● **The data**

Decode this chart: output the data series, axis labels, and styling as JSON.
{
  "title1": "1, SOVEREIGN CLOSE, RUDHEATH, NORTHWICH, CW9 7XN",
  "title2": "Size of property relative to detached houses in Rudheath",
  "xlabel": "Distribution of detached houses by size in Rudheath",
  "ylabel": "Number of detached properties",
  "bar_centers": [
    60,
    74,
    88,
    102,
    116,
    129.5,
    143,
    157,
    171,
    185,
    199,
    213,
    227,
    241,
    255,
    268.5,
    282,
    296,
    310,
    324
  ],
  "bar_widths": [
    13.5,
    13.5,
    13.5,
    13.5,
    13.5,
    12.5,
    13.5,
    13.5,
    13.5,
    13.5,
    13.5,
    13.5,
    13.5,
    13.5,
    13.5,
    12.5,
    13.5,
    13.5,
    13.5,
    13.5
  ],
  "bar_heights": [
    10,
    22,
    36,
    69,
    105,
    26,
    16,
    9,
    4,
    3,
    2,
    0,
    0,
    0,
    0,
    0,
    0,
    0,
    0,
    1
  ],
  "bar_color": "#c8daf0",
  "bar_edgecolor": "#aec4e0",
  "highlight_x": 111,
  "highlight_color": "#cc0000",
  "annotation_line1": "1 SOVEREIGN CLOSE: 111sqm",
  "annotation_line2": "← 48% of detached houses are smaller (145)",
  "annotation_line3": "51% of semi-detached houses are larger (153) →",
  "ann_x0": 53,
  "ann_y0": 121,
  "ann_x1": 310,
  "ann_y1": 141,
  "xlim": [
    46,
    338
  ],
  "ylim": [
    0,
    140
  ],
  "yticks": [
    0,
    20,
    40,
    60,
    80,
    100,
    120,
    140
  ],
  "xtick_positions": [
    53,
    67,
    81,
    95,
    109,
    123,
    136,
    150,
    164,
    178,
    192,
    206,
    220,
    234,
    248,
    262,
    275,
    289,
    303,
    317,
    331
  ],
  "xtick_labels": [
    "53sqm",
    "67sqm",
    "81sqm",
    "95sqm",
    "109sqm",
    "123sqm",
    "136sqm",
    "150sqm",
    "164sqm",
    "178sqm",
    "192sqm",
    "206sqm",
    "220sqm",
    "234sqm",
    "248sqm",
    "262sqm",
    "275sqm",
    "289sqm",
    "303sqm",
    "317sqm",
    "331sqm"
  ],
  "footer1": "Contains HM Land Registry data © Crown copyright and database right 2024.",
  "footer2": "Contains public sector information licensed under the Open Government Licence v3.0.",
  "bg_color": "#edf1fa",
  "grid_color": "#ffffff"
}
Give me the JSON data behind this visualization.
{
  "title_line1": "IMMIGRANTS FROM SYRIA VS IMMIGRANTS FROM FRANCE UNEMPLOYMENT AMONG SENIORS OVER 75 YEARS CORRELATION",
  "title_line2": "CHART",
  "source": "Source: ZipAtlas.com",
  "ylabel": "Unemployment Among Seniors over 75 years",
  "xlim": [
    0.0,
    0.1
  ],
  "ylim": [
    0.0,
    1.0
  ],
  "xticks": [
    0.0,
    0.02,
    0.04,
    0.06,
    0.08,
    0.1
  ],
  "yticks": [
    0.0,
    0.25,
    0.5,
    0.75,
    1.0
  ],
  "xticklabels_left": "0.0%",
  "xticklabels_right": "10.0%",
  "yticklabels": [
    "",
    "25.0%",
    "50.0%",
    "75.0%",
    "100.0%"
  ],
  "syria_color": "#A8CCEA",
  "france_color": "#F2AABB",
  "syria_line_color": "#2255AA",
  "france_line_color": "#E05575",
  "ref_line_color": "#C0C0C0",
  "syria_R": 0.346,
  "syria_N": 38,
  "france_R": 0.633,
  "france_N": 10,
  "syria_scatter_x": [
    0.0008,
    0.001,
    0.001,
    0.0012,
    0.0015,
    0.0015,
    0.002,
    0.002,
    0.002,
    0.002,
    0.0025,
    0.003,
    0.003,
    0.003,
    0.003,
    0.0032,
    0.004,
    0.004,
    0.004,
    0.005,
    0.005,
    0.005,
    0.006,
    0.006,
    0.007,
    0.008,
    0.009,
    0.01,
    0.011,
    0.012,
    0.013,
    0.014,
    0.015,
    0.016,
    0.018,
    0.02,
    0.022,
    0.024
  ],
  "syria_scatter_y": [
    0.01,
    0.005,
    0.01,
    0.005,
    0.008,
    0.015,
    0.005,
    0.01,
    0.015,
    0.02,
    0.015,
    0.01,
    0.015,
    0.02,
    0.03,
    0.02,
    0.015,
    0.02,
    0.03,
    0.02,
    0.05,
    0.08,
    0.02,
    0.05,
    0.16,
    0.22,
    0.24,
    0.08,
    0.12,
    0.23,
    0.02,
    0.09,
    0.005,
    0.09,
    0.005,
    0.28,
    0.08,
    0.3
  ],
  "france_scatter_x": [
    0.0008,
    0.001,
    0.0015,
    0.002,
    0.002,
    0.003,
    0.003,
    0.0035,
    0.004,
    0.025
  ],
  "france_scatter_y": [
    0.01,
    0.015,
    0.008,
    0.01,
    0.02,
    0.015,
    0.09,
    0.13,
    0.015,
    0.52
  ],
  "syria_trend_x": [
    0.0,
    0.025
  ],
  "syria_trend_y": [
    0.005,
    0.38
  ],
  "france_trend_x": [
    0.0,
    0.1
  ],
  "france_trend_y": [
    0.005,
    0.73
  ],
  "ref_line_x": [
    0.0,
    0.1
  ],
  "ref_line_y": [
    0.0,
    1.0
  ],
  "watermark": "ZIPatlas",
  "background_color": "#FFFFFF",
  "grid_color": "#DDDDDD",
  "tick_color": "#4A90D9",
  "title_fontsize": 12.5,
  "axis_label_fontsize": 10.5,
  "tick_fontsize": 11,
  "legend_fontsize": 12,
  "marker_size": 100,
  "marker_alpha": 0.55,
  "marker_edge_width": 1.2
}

--

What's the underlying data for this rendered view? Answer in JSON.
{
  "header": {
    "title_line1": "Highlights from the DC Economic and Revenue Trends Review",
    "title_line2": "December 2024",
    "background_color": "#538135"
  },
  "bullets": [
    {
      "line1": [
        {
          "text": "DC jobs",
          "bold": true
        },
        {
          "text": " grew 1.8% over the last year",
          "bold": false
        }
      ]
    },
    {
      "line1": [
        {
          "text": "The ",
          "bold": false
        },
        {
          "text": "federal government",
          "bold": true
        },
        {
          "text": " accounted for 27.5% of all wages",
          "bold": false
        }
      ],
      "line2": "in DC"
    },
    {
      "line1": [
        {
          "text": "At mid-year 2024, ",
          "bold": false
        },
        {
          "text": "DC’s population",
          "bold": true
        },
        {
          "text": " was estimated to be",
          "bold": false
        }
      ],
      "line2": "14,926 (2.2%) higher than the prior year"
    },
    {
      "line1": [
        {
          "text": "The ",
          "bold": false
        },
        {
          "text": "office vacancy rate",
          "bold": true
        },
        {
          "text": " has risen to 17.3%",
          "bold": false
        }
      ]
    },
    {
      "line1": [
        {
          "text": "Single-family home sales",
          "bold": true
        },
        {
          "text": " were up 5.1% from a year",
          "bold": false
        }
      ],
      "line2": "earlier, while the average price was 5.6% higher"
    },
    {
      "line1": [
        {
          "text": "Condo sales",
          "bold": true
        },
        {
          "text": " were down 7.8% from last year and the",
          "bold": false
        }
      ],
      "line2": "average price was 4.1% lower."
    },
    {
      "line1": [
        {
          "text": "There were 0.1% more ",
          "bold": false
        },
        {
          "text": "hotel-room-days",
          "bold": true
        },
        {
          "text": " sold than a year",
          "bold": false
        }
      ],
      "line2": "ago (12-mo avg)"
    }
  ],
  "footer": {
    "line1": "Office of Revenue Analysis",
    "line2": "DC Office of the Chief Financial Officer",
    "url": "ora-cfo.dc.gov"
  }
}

● **What is required**
Write only the number of lines in the records that include the word "higher".

● **Complete response**
2